>> START STORED DATA

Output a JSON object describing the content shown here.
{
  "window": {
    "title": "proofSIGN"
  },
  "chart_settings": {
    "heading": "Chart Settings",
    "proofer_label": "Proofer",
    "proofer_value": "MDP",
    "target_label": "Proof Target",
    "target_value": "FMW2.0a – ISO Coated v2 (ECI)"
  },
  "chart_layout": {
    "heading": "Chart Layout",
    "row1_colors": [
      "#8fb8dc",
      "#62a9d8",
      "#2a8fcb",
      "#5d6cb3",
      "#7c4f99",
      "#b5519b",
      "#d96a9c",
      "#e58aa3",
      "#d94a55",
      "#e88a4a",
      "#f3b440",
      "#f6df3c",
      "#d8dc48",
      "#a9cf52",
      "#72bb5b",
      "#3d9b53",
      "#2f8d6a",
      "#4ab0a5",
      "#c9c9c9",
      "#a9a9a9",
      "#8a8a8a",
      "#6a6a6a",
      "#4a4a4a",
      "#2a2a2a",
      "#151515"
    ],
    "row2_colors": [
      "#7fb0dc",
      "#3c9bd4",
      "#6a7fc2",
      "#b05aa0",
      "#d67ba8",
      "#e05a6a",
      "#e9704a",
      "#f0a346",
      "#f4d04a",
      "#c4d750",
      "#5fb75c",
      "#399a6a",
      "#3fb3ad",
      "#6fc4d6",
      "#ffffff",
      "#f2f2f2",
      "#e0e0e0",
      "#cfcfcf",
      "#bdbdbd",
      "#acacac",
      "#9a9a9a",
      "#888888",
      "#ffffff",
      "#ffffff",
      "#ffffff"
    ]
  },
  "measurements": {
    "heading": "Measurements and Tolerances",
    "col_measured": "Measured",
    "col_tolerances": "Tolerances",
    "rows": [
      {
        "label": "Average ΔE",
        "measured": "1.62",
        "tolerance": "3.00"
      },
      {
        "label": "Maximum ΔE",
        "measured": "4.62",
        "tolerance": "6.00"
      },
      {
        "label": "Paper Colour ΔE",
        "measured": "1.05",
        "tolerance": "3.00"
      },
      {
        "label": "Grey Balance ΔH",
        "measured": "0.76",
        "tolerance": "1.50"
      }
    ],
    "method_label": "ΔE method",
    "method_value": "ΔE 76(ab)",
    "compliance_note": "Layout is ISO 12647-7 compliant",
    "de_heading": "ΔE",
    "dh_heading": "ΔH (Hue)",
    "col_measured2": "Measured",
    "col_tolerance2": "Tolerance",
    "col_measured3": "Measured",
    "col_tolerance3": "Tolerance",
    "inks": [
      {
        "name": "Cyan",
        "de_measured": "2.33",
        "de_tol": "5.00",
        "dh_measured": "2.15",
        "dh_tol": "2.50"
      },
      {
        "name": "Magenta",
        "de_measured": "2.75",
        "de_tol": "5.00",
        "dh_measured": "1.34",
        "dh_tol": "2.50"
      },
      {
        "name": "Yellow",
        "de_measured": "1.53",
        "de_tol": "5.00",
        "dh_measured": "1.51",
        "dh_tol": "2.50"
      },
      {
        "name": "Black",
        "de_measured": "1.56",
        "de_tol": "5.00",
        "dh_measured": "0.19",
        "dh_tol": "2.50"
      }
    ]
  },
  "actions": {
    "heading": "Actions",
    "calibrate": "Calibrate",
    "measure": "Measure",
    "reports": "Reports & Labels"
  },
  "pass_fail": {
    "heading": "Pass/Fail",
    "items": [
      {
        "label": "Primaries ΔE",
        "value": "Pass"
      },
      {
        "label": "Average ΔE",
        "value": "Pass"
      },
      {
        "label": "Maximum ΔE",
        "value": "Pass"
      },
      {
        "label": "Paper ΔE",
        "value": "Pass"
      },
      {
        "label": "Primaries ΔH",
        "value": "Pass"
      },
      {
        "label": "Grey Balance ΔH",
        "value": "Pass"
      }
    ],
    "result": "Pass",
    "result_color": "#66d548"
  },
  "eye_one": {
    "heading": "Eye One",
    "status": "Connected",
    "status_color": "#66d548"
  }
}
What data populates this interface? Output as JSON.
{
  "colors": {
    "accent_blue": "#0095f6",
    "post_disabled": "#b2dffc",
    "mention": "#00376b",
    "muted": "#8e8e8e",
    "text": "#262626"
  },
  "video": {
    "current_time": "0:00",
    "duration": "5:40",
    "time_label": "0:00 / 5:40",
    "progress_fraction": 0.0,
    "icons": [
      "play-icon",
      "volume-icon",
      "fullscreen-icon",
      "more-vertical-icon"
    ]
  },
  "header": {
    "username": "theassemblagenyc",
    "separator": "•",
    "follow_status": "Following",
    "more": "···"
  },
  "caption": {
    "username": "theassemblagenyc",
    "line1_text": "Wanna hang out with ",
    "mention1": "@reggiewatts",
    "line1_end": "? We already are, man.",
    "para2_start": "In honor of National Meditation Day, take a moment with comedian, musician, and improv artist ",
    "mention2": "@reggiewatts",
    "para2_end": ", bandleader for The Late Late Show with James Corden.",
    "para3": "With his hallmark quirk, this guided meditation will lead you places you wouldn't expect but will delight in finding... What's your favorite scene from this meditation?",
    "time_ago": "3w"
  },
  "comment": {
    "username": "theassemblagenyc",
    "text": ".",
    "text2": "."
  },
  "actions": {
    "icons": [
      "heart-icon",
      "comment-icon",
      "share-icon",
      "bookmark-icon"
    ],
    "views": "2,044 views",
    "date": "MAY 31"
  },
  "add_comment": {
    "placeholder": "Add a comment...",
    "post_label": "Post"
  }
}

>> END STORED DATA

DESCRIPTION OF THE TASK = Output the lines above verbatim and in full.

ANSWER FOR THIS EXERCISE =
Output a JSON object describing the content shown here.
{
  "window": {
    "title": "proofSIGN"
  },
  "chart_settings": {
    "heading": "Chart Settings",
    "proofer_label": "Proofer",
    "proofer_value": "MDP",
    "target_label": "Proof Target",
    "target_value": "FMW2.0a – ISO Coated v2 (ECI)"
  },
  "chart_layout": {
    "heading": "Chart Layout",
    "row1_colors": [
      "#8fb8dc",
      "#62a9d8",
      "#2a8fcb",
      "#5d6cb3",
      "#7c4f99",
      "#b5519b",
      "#d96a9c",
      "#e58aa3",
      "#d94a55",
      "#e88a4a",
      "#f3b440",
      "#f6df3c",
      "#d8dc48",
      "#a9cf52",
      "#72bb5b",
      "#3d9b53",
      "#2f8d6a",
      "#4ab0a5",
      "#c9c9c9",
      "#a9a9a9",
      "#8a8a8a",
      "#6a6a6a",
      "#4a4a4a",
      "#2a2a2a",
      "#151515"
    ],
    "row2_colors": [
      "#7fb0dc",
      "#3c9bd4",
      "#6a7fc2",
      "#b05aa0",
      "#d67ba8",
      "#e05a6a",
      "#e9704a",
      "#f0a346",
      "#f4d04a",
      "#c4d750",
      "#5fb75c",
      "#399a6a",
      "#3fb3ad",
      "#6fc4d6",
      "#ffffff",
      "#f2f2f2",
      "#e0e0e0",
      "#cfcfcf",
      "#bdbdbd",
      "#acacac",
      "#9a9a9a",
      "#888888",
      "#ffffff",
      "#ffffff",
      "#ffffff"
    ]
  },
  "measurements": {
    "heading": "Measurements and Tolerances",
    "col_measured": "Measured",
    "col_tolerances": "Tolerances",
    "rows": [
      {
        "label": "Average ΔE",
        "measured": "1.62",
        "tolerance": "3.00"
      },
      {
        "label": "Maximum ΔE",
        "measured": "4.62",
        "tolerance": "6.00"
      },
      {
        "label": "Paper Colour ΔE",
        "measured": "1.05",
        "tolerance": "3.00"
      },
      {
        "label": "Grey Balance ΔH",
        "measured": "0.76",
        "tolerance": "1.50"
      }
    ],
    "method_label": "ΔE method",
    "method_value": "ΔE 76(ab)",
    "compliance_note": "Layout is ISO 12647-7 compliant",
    "de_heading": "ΔE",
    "dh_heading": "ΔH (Hue)",
    "col_measured2": "Measured",
    "col_tolerance2": "Tolerance",
    "col_measured3": "Measured",
    "col_tolerance3": "Tolerance",
    "inks": [
      {
        "name": "Cyan",
        "de_measured": "2.33",
        "de_tol": "5.00",
        "dh_measured": "2.15",
        "dh_tol": "2.50"
      },
      {
        "name": "Magenta",
        "de_measured": "2.75",
        "de_tol": "5.00",
        "dh_measured": "1.34",
        "dh_tol": "2.50"
      },
      {
        "name": "Yellow",
        "de_measured": "1.53",
        "de_tol": "5.00",
        "dh_measured": "1.51",
        "dh_tol": "2.50"
      },
      {
        "name": "Black",
        "de_measured": "1.56",
        "de_tol": "5.00",
        "dh_measured": "0.19",
        "dh_tol": "2.50"
      }
    ]
  },
  "actions": {
    "heading": "Actions",
    "calibrate": "Calibrate",
    "measure": "Measure",
    "reports": "Reports & Labels"
  },
  "pass_fail": {
    "heading": "Pass/Fail",
    "items": [
      {
        "label": "Primaries ΔE",
        "value": "Pass"
      },
      {
        "label": "Average ΔE",
        "value": "Pass"
      },
      {
        "label": "Maximum ΔE",
        "value": "Pass"
      },
      {
        "label": "Paper ΔE",
        "value": "Pass"
      },
      {
        "label": "Primaries ΔH",
        "value": "Pass"
      },
      {
        "label": "Grey Balance ΔH",
        "value": "Pass"
      }
    ],
    "result": "Pass",
    "result_color": "#66d548"
  },
  "eye_one": {
    "heading": "Eye One",
    "status": "Connected",
    "status_color": "#66d548"
  }
}
What data populates this interface? Output as JSON.
{
  "colors": {
    "accent_blue": "#0095f6",
    "post_disabled": "#b2dffc",
    "mention": "#00376b",
    "muted": "#8e8e8e",
    "text": "#262626"
  },
  "video": {
    "current_time": "0:00",
    "duration": "5:40",
    "time_label": "0:00 / 5:40",
    "progress_fraction": 0.0,
    "icons": [
      "play-icon",
      "volume-icon",
      "fullscreen-icon",
      "more-vertical-icon"
    ]
  },
  "header": {
    "username": "theassemblagenyc",
    "separator": "•",
    "follow_status": "Following",
    "more": "···"
  },
  "caption": {
    "username": "theassemblagenyc",
    "line1_text": "Wanna hang out with ",
    "mention1": "@reggiewatts",
    "line1_end": "? We already are, man.",
    "para2_start": "In honor of National Meditation Day, take a moment with comedian, musician, and improv artist ",
    "mention2": "@reggiewatts",
    "para2_end": ", bandleader for The Late Late Show with James Corden.",
    "para3": "With his hallmark quirk, this guided meditation will lead you places you wouldn't expect but will delight in finding... What's your favorite scene from this meditation?",
    "time_ago": "3w"
  },
  "comment": {
    "username": "theassemblagenyc",
    "text": ".",
    "text2": "."
  },
  "actions": {
    "icons": [
      "heart-icon",
      "comment-icon",
      "share-icon",
      "bookmark-icon"
    ],
    "views": "2,044 views",
    "date": "MAY 31"
  },
  "add_comment": {
    "placeholder": "Add a comment...",
    "post_label": "Post"
  }
}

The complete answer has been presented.